■ Directive ■
Find the lines with the string "text" and return them.

Begin

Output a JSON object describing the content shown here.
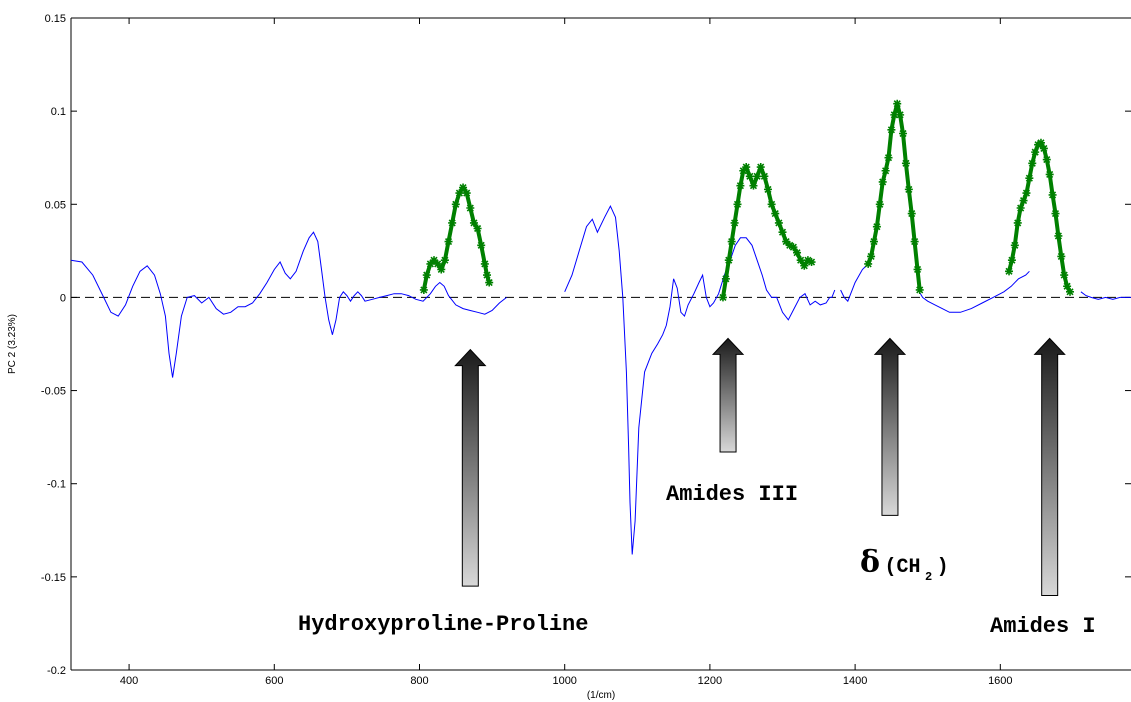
{
  "chart_data": {
    "type": "line",
    "xlabel": "(1/cm)",
    "ylabel": "PC 2 (3.23%)",
    "xlim": [
      320,
      1780
    ],
    "ylim": [
      -0.2,
      0.15
    ],
    "x_ticks": [
      400,
      600,
      800,
      1000,
      1200,
      1400,
      1600
    ],
    "y_ticks": [
      -0.2,
      -0.15,
      -0.1,
      -0.05,
      0,
      0.05,
      0.1,
      0.15
    ],
    "x_tick_labels": [
      "400",
      "600",
      "800",
      "1000",
      "1200",
      "1400",
      "1600"
    ],
    "y_tick_labels": [
      "-0.2",
      "-0.15",
      "-0.1",
      "-0.05",
      "0",
      "0.05",
      "0.1",
      "0.15"
    ],
    "grid": false,
    "zero_line": true,
    "series": [
      {
        "color": "#0000ff",
        "points": [
          [
            320,
            0.02
          ],
          [
            335,
            0.019
          ],
          [
            350,
            0.012
          ],
          [
            365,
            0.0
          ],
          [
            375,
            -0.008
          ],
          [
            385,
            -0.01
          ],
          [
            395,
            -0.004
          ],
          [
            405,
            0.006
          ],
          [
            415,
            0.014
          ],
          [
            425,
            0.017
          ],
          [
            435,
            0.012
          ],
          [
            443,
            0.002
          ],
          [
            450,
            -0.01
          ],
          [
            455,
            -0.03
          ],
          [
            460,
            -0.043
          ],
          [
            465,
            -0.03
          ],
          [
            472,
            -0.01
          ],
          [
            480,
            0.0
          ],
          [
            490,
            0.001
          ],
          [
            500,
            -0.003
          ],
          [
            510,
            0.0
          ],
          [
            520,
            -0.006
          ],
          [
            530,
            -0.009
          ],
          [
            540,
            -0.008
          ],
          [
            550,
            -0.005
          ],
          [
            560,
            -0.005
          ],
          [
            570,
            -0.003
          ],
          [
            580,
            0.002
          ],
          [
            590,
            0.008
          ],
          [
            600,
            0.015
          ],
          [
            608,
            0.019
          ],
          [
            615,
            0.013
          ],
          [
            622,
            0.01
          ],
          [
            630,
            0.014
          ],
          [
            640,
            0.025
          ],
          [
            648,
            0.032
          ],
          [
            654,
            0.035
          ],
          [
            660,
            0.03
          ],
          [
            665,
            0.015
          ],
          [
            670,
            0.0
          ],
          [
            675,
            -0.012
          ],
          [
            680,
            -0.02
          ],
          [
            685,
            -0.012
          ],
          [
            690,
            0.0
          ],
          [
            695,
            0.003
          ],
          [
            700,
            0.001
          ],
          [
            705,
            -0.002
          ],
          [
            710,
            0.001
          ],
          [
            715,
            0.003
          ],
          [
            720,
            0.001
          ],
          [
            725,
            -0.002
          ],
          [
            735,
            -0.001
          ],
          [
            745,
            0.0
          ],
          [
            755,
            0.001
          ],
          [
            765,
            0.002
          ],
          [
            775,
            0.002
          ],
          [
            785,
            0.001
          ],
          [
            795,
            -0.001
          ],
          [
            805,
            -0.002
          ],
          [
            815,
            0.002
          ],
          [
            822,
            0.006
          ],
          [
            828,
            0.008
          ],
          [
            834,
            0.006
          ],
          [
            840,
            0.001
          ],
          [
            850,
            -0.004
          ],
          [
            860,
            -0.006
          ],
          [
            870,
            -0.007
          ],
          [
            880,
            -0.008
          ],
          [
            890,
            -0.009
          ],
          [
            900,
            -0.007
          ],
          [
            910,
            -0.003
          ],
          [
            920,
            0.0
          ]
        ]
      },
      {
        "color": "#0000ff",
        "points": [
          [
            1000,
            0.003
          ],
          [
            1010,
            0.012
          ],
          [
            1020,
            0.025
          ],
          [
            1030,
            0.038
          ],
          [
            1038,
            0.042
          ],
          [
            1045,
            0.035
          ],
          [
            1055,
            0.043
          ],
          [
            1063,
            0.049
          ],
          [
            1070,
            0.043
          ],
          [
            1075,
            0.025
          ],
          [
            1080,
            0.0
          ],
          [
            1085,
            -0.04
          ],
          [
            1088,
            -0.08
          ],
          [
            1090,
            -0.11
          ],
          [
            1093,
            -0.138
          ],
          [
            1097,
            -0.12
          ],
          [
            1102,
            -0.07
          ],
          [
            1110,
            -0.04
          ],
          [
            1120,
            -0.03
          ],
          [
            1128,
            -0.025
          ],
          [
            1135,
            -0.02
          ],
          [
            1140,
            -0.015
          ],
          [
            1145,
            -0.005
          ],
          [
            1150,
            0.01
          ],
          [
            1155,
            0.005
          ],
          [
            1160,
            -0.008
          ],
          [
            1165,
            -0.01
          ],
          [
            1170,
            -0.004
          ],
          [
            1178,
            0.002
          ],
          [
            1185,
            0.008
          ],
          [
            1190,
            0.012
          ],
          [
            1195,
            0.0
          ],
          [
            1200,
            -0.005
          ],
          [
            1205,
            -0.003
          ],
          [
            1212,
            0.002
          ],
          [
            1220,
            0.012
          ],
          [
            1228,
            0.02
          ],
          [
            1235,
            0.028
          ],
          [
            1242,
            0.032
          ],
          [
            1250,
            0.032
          ],
          [
            1258,
            0.028
          ],
          [
            1265,
            0.02
          ],
          [
            1272,
            0.012
          ],
          [
            1278,
            0.004
          ],
          [
            1285,
            0.0
          ],
          [
            1292,
            0.0
          ],
          [
            1300,
            -0.008
          ],
          [
            1308,
            -0.012
          ],
          [
            1316,
            -0.006
          ],
          [
            1324,
            0.0
          ],
          [
            1331,
            0.002
          ],
          [
            1338,
            -0.004
          ],
          [
            1345,
            -0.002
          ],
          [
            1352,
            -0.004
          ],
          [
            1360,
            -0.003
          ],
          [
            1365,
            0.0
          ]
        ]
      },
      {
        "color": "#0000ff",
        "points": [
          [
            1365,
            0.0
          ],
          [
            1368,
            0.0
          ],
          [
            1372,
            0.004
          ]
        ]
      },
      {
        "color": "#0000ff",
        "points": [
          [
            1380,
            0.004
          ],
          [
            1385,
            0.0
          ],
          [
            1390,
            -0.002
          ],
          [
            1400,
            0.008
          ],
          [
            1410,
            0.015
          ],
          [
            1418,
            0.018
          ],
          [
            1422,
            0.018
          ]
        ]
      },
      {
        "color": "#0000ff",
        "points": [
          [
            1487,
            0.004
          ],
          [
            1493,
            0.0
          ],
          [
            1500,
            -0.002
          ],
          [
            1510,
            -0.004
          ],
          [
            1520,
            -0.006
          ],
          [
            1530,
            -0.008
          ],
          [
            1545,
            -0.008
          ],
          [
            1560,
            -0.006
          ],
          [
            1575,
            -0.003
          ],
          [
            1590,
            0.0
          ],
          [
            1605,
            0.003
          ],
          [
            1615,
            0.006
          ],
          [
            1625,
            0.01
          ],
          [
            1635,
            0.012
          ],
          [
            1640,
            0.014
          ]
        ]
      },
      {
        "color": "#0000ff",
        "points": [
          [
            1711,
            0.003
          ],
          [
            1718,
            0.001
          ],
          [
            1725,
            0.0
          ],
          [
            1735,
            -0.001
          ],
          [
            1745,
            0.0
          ],
          [
            1755,
            -0.001
          ],
          [
            1765,
            0.0
          ],
          [
            1780,
            0.0
          ]
        ]
      },
      {
        "color": "#008000",
        "marker": "star",
        "points": [
          [
            806,
            0.004
          ],
          [
            810,
            0.012
          ],
          [
            815,
            0.018
          ],
          [
            820,
            0.02
          ],
          [
            825,
            0.018
          ],
          [
            830,
            0.015
          ],
          [
            835,
            0.02
          ],
          [
            840,
            0.03
          ],
          [
            845,
            0.04
          ],
          [
            850,
            0.05
          ],
          [
            855,
            0.056
          ],
          [
            860,
            0.059
          ],
          [
            865,
            0.056
          ],
          [
            870,
            0.048
          ],
          [
            875,
            0.04
          ],
          [
            880,
            0.037
          ],
          [
            885,
            0.028
          ],
          [
            890,
            0.018
          ],
          [
            893,
            0.012
          ],
          [
            896,
            0.008
          ]
        ]
      },
      {
        "color": "#008000",
        "marker": "star",
        "points": [
          [
            1218,
            0.0
          ],
          [
            1222,
            0.01
          ],
          [
            1226,
            0.02
          ],
          [
            1230,
            0.03
          ],
          [
            1234,
            0.04
          ],
          [
            1238,
            0.05
          ],
          [
            1242,
            0.06
          ],
          [
            1246,
            0.068
          ],
          [
            1250,
            0.07
          ],
          [
            1255,
            0.065
          ],
          [
            1260,
            0.06
          ],
          [
            1265,
            0.065
          ],
          [
            1270,
            0.07
          ],
          [
            1275,
            0.065
          ],
          [
            1280,
            0.058
          ],
          [
            1285,
            0.05
          ],
          [
            1290,
            0.045
          ],
          [
            1295,
            0.04
          ],
          [
            1300,
            0.035
          ],
          [
            1305,
            0.03
          ],
          [
            1310,
            0.028
          ],
          [
            1315,
            0.027
          ],
          [
            1320,
            0.024
          ],
          [
            1325,
            0.02
          ],
          [
            1330,
            0.017
          ],
          [
            1335,
            0.02
          ],
          [
            1340,
            0.019
          ]
        ]
      },
      {
        "color": "#008000",
        "marker": "star",
        "points": [
          [
            1418,
            0.018
          ],
          [
            1422,
            0.022
          ],
          [
            1426,
            0.03
          ],
          [
            1430,
            0.038
          ],
          [
            1434,
            0.05
          ],
          [
            1438,
            0.062
          ],
          [
            1442,
            0.068
          ],
          [
            1446,
            0.075
          ],
          [
            1450,
            0.09
          ],
          [
            1454,
            0.098
          ],
          [
            1458,
            0.104
          ],
          [
            1462,
            0.098
          ],
          [
            1466,
            0.088
          ],
          [
            1470,
            0.072
          ],
          [
            1474,
            0.058
          ],
          [
            1478,
            0.045
          ],
          [
            1482,
            0.03
          ],
          [
            1486,
            0.015
          ],
          [
            1489,
            0.004
          ]
        ]
      },
      {
        "color": "#008000",
        "marker": "star",
        "points": [
          [
            1612,
            0.014
          ],
          [
            1616,
            0.02
          ],
          [
            1620,
            0.028
          ],
          [
            1624,
            0.04
          ],
          [
            1628,
            0.048
          ],
          [
            1632,
            0.052
          ],
          [
            1636,
            0.056
          ],
          [
            1640,
            0.064
          ],
          [
            1644,
            0.072
          ],
          [
            1648,
            0.078
          ],
          [
            1652,
            0.082
          ],
          [
            1656,
            0.083
          ],
          [
            1660,
            0.08
          ],
          [
            1664,
            0.074
          ],
          [
            1668,
            0.066
          ],
          [
            1672,
            0.055
          ],
          [
            1676,
            0.045
          ],
          [
            1680,
            0.033
          ],
          [
            1684,
            0.022
          ],
          [
            1688,
            0.012
          ],
          [
            1692,
            0.006
          ],
          [
            1696,
            0.003
          ]
        ]
      }
    ],
    "annotations": [
      {
        "text": "Hydroxyproline-Proline",
        "x_data": 870,
        "tail_y": -0.155,
        "head_y": -0.028,
        "arrow_shade": "dark-to-light"
      },
      {
        "text": "Amides III",
        "x_data": 1225,
        "tail_y": -0.083,
        "head_y": -0.022,
        "arrow_shade": "dark-to-light"
      },
      {
        "text": "δ(CH2)",
        "x_data": 1448,
        "tail_y": -0.117,
        "head_y": -0.022,
        "arrow_shade": "dark-to-light"
      },
      {
        "text": "Amides I",
        "x_data": 1668,
        "tail_y": -0.16,
        "head_y": -0.022,
        "arrow_shade": "dark-to-light"
      }
    ]
  },
  "labels": {
    "hydroxy": "Hydroxyproline-Proline",
    "amides3": "Amides III",
    "delta": "δ",
    "ch_open": "(CH",
    "ch_sub": "2",
    "ch_close": ")",
    "amides1": "Amides I"
  }
}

End

■ Problem solution ■
        "text": "Hydroxyproline-Proline",
        "text": "Amides III",
        "text": "δ(CH2)",
        "text": "Amides I",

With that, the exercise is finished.